:: Written instruction ::
Without omitting anything, return the records precisely as given.

## start Data to use

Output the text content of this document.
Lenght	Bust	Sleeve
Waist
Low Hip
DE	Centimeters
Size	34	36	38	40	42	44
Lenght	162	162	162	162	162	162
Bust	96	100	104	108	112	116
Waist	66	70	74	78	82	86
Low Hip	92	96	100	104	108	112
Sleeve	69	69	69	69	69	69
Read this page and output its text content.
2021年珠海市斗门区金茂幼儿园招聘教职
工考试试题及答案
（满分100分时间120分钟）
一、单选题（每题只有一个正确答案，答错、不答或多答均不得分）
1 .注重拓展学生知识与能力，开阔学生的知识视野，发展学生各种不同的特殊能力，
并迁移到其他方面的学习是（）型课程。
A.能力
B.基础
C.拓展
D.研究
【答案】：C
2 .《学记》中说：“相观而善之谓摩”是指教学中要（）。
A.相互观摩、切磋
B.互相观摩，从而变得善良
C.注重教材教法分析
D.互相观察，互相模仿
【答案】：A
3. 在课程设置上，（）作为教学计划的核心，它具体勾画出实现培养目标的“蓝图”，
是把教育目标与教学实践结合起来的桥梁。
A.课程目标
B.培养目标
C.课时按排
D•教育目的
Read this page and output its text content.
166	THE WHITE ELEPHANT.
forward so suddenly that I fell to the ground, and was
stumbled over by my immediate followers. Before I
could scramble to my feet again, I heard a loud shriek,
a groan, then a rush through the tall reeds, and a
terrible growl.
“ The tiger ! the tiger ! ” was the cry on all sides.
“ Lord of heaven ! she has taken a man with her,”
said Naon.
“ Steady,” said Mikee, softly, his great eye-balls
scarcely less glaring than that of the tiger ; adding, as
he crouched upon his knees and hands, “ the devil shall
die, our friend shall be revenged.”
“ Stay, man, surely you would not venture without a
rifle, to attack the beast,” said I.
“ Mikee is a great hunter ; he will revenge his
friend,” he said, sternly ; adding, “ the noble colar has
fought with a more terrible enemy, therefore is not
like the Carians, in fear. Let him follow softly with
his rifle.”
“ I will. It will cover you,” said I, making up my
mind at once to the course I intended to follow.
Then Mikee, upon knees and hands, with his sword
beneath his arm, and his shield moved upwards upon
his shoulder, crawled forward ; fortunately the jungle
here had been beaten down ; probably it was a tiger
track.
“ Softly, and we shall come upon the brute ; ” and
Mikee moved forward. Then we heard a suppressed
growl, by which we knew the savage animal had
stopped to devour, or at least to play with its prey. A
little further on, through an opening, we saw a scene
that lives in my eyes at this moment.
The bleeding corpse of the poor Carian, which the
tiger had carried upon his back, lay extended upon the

## end Data to use

:: Output below ::
Output the text content of this document.
Lenght	Bust	Sleeve
Waist
Low Hip
DE	Centimeters
Size	34	36	38	40	42	44
Lenght	162	162	162	162	162	162
Bust	96	100	104	108	112	116
Waist	66	70	74	78	82	86
Low Hip	92	96	100	104	108	112
Sleeve	69	69	69	69	69	69
Read this page and output its text content.
2021年珠海市斗门区金茂幼儿园招聘教职
工考试试题及答案
（满分100分时间120分钟）
一、单选题（每题只有一个正确答案，答错、不答或多答均不得分）
1 .注重拓展学生知识与能力，开阔学生的知识视野，发展学生各种不同的特殊能力，
并迁移到其他方面的学习是（）型课程。
A.能力
B.基础
C.拓展
D.研究
【答案】：C
2 .《学记》中说：“相观而善之谓摩”是指教学中要（）。
A.相互观摩、切磋
B.互相观摩，从而变得善良
C.注重教材教法分析
D.互相观察，互相模仿
【答案】：A
3. 在课程设置上，（）作为教学计划的核心，它具体勾画出实现培养目标的“蓝图”，
是把教育目标与教学实践结合起来的桥梁。
A.课程目标
B.培养目标
C.课时按排
D•教育目的
Read this page and output its text content.
166	THE WHITE ELEPHANT.
forward so suddenly that I fell to the ground, and was
stumbled over by my immediate followers. Before I
could scramble to my feet again, I heard a loud shriek,
a groan, then a rush through the tall reeds, and a
terrible growl.
“ The tiger ! the tiger ! ” was the cry on all sides.
“ Lord of heaven ! she has taken a man with her,”
said Naon.
“ Steady,” said Mikee, softly, his great eye-balls
scarcely less glaring than that of the tiger ; adding, as
he crouched upon his knees and hands, “ the devil shall
die, our friend shall be revenged.”
“ Stay, man, surely you would not venture without a
rifle, to attack the beast,” said I.
“ Mikee is a great hunter ; he will revenge his
friend,” he said, sternly ; adding, “ the noble colar has
fought with a more terrible enemy, therefore is not
like the Carians, in fear. Let him follow softly with
his rifle.”
“ I will. It will cover you,” said I, making up my
mind at once to the course I intended to follow.
Then Mikee, upon knees and hands, with his sword
beneath his arm, and his shield moved upwards upon
his shoulder, crawled forward ; fortunately the jungle
here had been beaten down ; probably it was a tiger
track.
“ Softly, and we shall come upon the brute ; ” and
Mikee moved forward. Then we heard a suppressed
growl, by which we knew the savage animal had
stopped to devour, or at least to play with its prey. A
little further on, through an opening, we saw a scene
that lives in my eyes at this moment.
The bleeding corpse of the poor Carian, which the
tiger had carried upon his back, lay extended upon the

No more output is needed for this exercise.